— start Input rows —

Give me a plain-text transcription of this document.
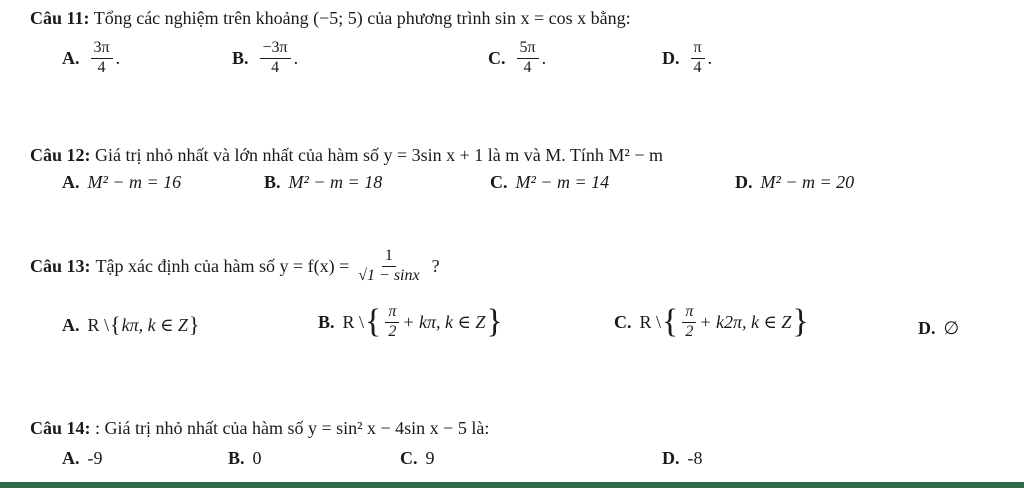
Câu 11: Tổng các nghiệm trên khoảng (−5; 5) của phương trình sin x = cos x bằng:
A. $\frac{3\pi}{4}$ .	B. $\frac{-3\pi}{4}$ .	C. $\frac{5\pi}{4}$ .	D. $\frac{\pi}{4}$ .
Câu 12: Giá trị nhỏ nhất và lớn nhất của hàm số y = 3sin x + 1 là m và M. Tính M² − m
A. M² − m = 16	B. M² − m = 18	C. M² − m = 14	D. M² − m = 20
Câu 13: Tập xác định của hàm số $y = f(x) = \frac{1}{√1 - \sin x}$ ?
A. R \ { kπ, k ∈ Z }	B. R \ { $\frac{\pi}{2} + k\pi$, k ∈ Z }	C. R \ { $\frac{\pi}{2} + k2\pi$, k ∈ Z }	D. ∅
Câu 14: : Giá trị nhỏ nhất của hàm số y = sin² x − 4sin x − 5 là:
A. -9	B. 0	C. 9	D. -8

— end Input rows —
— start Input rows —

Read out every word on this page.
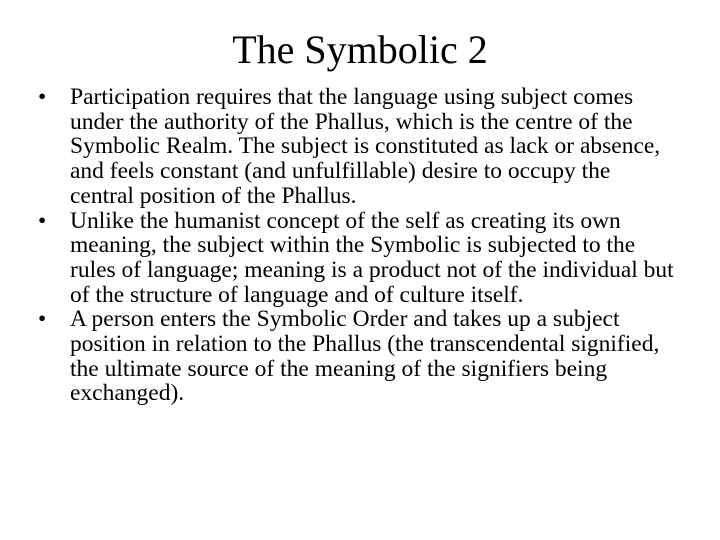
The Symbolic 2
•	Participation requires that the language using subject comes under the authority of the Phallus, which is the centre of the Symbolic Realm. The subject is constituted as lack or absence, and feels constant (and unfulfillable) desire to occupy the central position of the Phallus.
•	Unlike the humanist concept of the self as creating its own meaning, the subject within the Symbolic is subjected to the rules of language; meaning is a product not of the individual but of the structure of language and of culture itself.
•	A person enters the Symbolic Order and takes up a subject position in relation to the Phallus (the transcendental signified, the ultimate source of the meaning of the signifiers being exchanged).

— end Input rows —

• **Exercise instructions**
In the records, locate each line holding the string "meaning" and copy it.

• **Output of the task**
•	Unlike the humanist concept of the self as creating its own meaning, the subject within the Symbolic is subjected to the rules of language; meaning is a product not of the individual but of the structure of language and of culture itself.
•	A person enters the Symbolic Order and takes up a subject position in relation to the Phallus (the transcendental signified, the ultimate source of the meaning of the signifiers being exchanged).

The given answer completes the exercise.